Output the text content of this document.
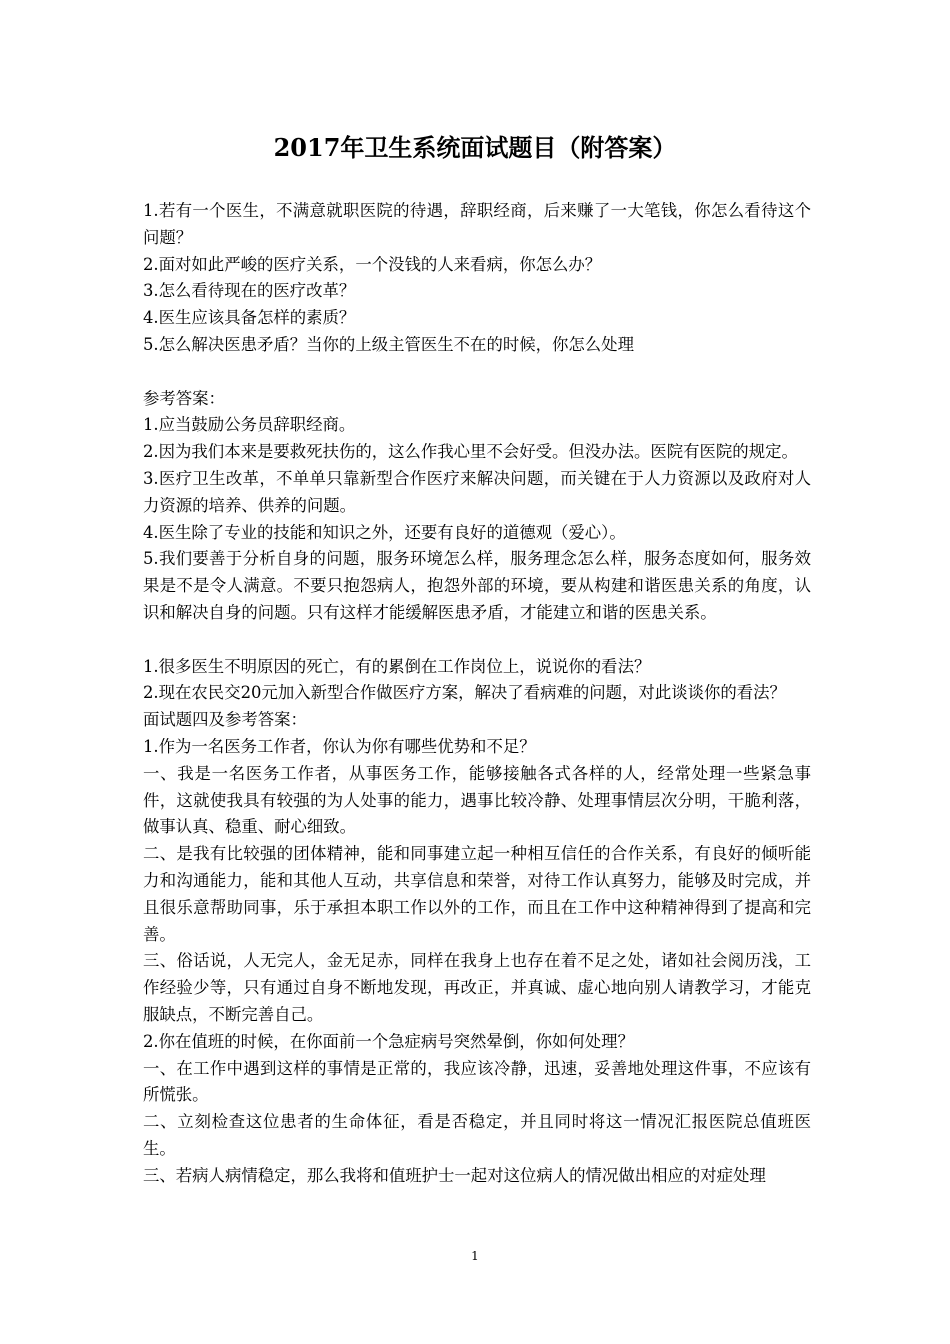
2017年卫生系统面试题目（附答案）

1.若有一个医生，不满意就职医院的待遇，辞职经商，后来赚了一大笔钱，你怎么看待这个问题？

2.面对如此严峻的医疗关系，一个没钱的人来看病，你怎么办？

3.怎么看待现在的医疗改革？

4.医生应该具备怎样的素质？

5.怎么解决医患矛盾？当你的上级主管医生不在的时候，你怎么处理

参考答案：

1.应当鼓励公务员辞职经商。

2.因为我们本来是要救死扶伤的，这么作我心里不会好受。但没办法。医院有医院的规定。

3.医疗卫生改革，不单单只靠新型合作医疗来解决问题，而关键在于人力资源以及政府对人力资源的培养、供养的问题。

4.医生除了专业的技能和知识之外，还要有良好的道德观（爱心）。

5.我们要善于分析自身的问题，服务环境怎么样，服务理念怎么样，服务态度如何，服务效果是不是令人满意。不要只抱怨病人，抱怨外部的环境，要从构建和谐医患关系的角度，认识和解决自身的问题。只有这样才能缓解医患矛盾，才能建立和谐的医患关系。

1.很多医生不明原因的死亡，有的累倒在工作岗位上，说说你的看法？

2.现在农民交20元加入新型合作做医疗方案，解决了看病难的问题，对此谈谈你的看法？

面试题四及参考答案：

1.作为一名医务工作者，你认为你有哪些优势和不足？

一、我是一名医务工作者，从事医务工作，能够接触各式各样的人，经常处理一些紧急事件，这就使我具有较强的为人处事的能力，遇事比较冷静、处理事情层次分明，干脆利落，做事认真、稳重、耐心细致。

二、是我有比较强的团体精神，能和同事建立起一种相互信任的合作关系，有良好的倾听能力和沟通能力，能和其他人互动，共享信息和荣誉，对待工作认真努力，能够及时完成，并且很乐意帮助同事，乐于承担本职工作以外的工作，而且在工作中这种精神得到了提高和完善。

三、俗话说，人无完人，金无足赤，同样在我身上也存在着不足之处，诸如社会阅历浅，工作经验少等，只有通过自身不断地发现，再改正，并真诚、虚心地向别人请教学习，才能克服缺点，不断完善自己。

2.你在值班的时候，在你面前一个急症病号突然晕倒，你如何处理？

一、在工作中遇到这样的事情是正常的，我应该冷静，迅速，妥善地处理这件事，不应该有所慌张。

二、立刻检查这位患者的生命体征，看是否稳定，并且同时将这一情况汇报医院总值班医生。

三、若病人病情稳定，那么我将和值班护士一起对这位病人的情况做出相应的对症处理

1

--

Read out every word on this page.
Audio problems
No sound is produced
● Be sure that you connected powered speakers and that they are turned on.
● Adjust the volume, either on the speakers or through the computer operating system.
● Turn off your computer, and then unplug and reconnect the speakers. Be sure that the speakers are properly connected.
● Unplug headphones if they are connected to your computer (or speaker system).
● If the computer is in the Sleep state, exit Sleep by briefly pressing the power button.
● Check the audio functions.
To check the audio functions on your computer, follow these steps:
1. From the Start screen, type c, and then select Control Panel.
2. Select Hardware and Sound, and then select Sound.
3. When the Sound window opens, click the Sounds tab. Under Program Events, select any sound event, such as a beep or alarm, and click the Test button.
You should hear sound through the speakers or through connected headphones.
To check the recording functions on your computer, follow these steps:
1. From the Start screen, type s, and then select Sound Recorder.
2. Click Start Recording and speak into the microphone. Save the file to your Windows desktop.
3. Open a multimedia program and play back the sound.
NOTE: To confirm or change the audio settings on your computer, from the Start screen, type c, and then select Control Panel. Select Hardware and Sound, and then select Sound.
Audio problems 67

--

What is being asked: Take every line from the records above that has the word "they" and copy it.

Final result:
● Be sure that you connected powered speakers and that they are turned on.
● Unplug headphones if they are connected to your computer (or speaker system).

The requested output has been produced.